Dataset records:
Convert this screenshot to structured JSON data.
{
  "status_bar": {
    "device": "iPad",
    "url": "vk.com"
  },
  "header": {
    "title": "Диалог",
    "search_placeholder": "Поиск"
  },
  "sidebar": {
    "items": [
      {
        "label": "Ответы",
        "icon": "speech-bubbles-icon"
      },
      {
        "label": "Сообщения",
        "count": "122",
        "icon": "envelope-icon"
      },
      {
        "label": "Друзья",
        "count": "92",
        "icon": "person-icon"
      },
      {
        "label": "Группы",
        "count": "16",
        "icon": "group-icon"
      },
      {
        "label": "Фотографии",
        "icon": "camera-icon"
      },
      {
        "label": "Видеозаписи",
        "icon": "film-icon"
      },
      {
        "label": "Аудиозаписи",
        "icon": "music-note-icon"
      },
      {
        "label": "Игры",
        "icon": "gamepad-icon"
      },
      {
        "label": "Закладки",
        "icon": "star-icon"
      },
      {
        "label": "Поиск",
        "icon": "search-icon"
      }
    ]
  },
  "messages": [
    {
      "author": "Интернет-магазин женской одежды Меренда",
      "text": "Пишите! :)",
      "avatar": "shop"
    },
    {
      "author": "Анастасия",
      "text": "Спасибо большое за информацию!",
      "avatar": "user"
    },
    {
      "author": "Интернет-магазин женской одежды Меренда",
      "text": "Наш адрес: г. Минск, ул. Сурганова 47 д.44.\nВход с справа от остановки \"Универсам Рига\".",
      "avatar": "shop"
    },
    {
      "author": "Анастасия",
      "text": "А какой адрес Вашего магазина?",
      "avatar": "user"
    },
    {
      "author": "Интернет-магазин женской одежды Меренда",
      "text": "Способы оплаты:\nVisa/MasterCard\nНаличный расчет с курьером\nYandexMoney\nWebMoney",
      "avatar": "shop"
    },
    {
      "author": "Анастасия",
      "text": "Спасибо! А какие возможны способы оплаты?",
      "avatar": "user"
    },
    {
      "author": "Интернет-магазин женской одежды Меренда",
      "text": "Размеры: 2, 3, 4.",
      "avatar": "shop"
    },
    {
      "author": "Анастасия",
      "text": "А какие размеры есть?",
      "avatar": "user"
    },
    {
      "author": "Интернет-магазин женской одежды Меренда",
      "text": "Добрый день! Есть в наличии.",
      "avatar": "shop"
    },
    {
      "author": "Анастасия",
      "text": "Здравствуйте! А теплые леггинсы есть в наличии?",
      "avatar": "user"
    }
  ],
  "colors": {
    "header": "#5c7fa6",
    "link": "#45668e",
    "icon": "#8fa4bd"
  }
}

What to produce: Please reproduce all of the entries exactly as they stand.

Answer in full:
Convert this screenshot to structured JSON data.
{
  "status_bar": {
    "device": "iPad",
    "url": "vk.com"
  },
  "header": {
    "title": "Диалог",
    "search_placeholder": "Поиск"
  },
  "sidebar": {
    "items": [
      {
        "label": "Ответы",
        "icon": "speech-bubbles-icon"
      },
      {
        "label": "Сообщения",
        "count": "122",
        "icon": "envelope-icon"
      },
      {
        "label": "Друзья",
        "count": "92",
        "icon": "person-icon"
      },
      {
        "label": "Группы",
        "count": "16",
        "icon": "group-icon"
      },
      {
        "label": "Фотографии",
        "icon": "camera-icon"
      },
      {
        "label": "Видеозаписи",
        "icon": "film-icon"
      },
      {
        "label": "Аудиозаписи",
        "icon": "music-note-icon"
      },
      {
        "label": "Игры",
        "icon": "gamepad-icon"
      },
      {
        "label": "Закладки",
        "icon": "star-icon"
      },
      {
        "label": "Поиск",
        "icon": "search-icon"
      }
    ]
  },
  "messages": [
    {
      "author": "Интернет-магазин женской одежды Меренда",
      "text": "Пишите! :)",
      "avatar": "shop"
    },
    {
      "author": "Анастасия",
      "text": "Спасибо большое за информацию!",
      "avatar": "user"
    },
    {
      "author": "Интернет-магазин женской одежды Меренда",
      "text": "Наш адрес: г. Минск, ул. Сурганова 47 д.44.\nВход с справа от остановки \"Универсам Рига\".",
      "avatar": "shop"
    },
    {
      "author": "Анастасия",
      "text": "А какой адрес Вашего магазина?",
      "avatar": "user"
    },
    {
      "author": "Интернет-магазин женской одежды Меренда",
      "text": "Способы оплаты:\nVisa/MasterCard\nНаличный расчет с курьером\nYandexMoney\nWebMoney",
      "avatar": "shop"
    },
    {
      "author": "Анастасия",
      "text": "Спасибо! А какие возможны способы оплаты?",
      "avatar": "user"
    },
    {
      "author": "Интернет-магазин женской одежды Меренда",
      "text": "Размеры: 2, 3, 4.",
      "avatar": "shop"
    },
    {
      "author": "Анастасия",
      "text": "А какие размеры есть?",
      "avatar": "user"
    },
    {
      "author": "Интернет-магазин женской одежды Меренда",
      "text": "Добрый день! Есть в наличии.",
      "avatar": "shop"
    },
    {
      "author": "Анастасия",
      "text": "Здравствуйте! А теплые леггинсы есть в наличии?",
      "avatar": "user"
    }
  ],
  "colors": {
    "header": "#5c7fa6",
    "link": "#45668e",
    "icon": "#8fa4bd"
  }
}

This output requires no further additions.